--- What to do ---
Report how many lines contain "username". The answer is a single number.

Items listed in a dataset:
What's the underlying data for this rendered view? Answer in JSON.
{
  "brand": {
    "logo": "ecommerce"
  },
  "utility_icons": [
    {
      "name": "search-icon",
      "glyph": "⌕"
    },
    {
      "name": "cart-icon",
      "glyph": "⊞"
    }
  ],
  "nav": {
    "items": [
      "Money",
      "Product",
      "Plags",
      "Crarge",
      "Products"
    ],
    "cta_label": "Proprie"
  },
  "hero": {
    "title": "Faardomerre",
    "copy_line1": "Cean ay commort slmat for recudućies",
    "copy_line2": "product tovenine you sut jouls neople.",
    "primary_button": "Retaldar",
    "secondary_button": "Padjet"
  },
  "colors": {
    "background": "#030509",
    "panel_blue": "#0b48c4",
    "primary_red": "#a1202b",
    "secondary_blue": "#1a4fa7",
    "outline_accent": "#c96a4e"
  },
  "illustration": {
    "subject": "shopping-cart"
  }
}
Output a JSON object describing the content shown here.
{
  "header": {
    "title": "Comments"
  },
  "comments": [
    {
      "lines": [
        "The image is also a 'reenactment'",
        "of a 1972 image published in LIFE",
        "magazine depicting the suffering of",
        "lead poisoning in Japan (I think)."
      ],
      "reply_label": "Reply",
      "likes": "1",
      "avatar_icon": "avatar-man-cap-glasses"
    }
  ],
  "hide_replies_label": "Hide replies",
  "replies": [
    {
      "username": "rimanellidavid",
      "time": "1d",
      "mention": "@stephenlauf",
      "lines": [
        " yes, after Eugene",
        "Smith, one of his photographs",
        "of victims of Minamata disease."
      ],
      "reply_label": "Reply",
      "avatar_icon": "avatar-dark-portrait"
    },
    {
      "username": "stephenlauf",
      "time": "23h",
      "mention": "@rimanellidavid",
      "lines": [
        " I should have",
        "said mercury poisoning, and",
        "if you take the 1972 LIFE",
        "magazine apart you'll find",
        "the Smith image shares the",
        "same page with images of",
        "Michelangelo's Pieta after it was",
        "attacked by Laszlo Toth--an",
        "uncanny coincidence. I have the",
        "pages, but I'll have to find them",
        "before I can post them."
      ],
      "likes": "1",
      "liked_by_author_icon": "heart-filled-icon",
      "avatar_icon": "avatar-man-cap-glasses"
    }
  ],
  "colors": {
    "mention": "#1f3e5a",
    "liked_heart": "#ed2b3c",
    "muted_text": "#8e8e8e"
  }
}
---
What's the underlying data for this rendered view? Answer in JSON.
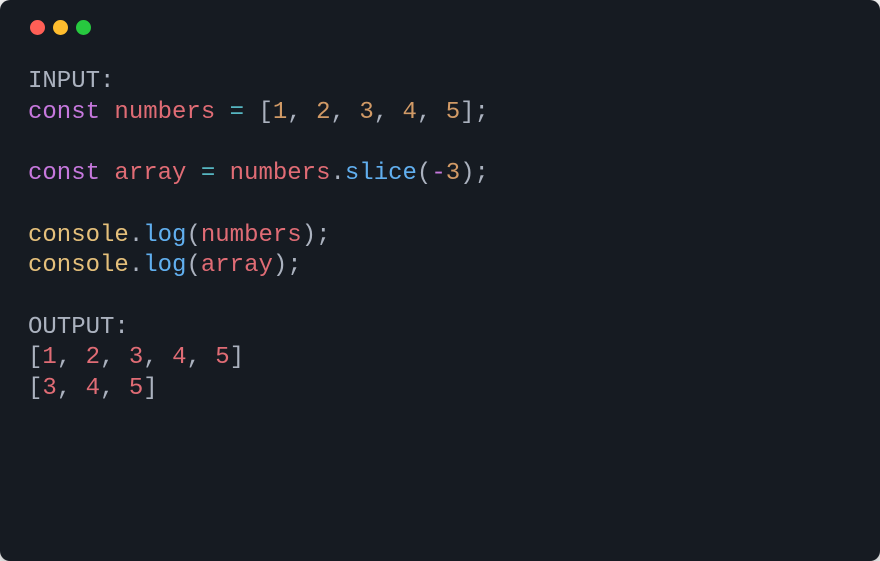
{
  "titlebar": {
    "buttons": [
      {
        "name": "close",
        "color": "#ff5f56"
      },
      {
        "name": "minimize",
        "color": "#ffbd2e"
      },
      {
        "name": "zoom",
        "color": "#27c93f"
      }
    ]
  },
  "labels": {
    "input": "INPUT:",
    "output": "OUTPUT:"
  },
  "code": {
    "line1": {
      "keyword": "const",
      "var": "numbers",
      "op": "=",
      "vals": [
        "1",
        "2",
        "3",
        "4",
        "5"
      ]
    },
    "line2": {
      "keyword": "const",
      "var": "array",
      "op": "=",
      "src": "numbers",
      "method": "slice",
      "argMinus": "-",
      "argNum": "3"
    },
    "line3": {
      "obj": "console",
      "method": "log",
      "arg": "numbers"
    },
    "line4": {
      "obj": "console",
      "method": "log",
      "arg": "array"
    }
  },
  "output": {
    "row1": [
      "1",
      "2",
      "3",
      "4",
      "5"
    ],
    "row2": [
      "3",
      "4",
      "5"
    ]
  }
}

--- Result below ---
2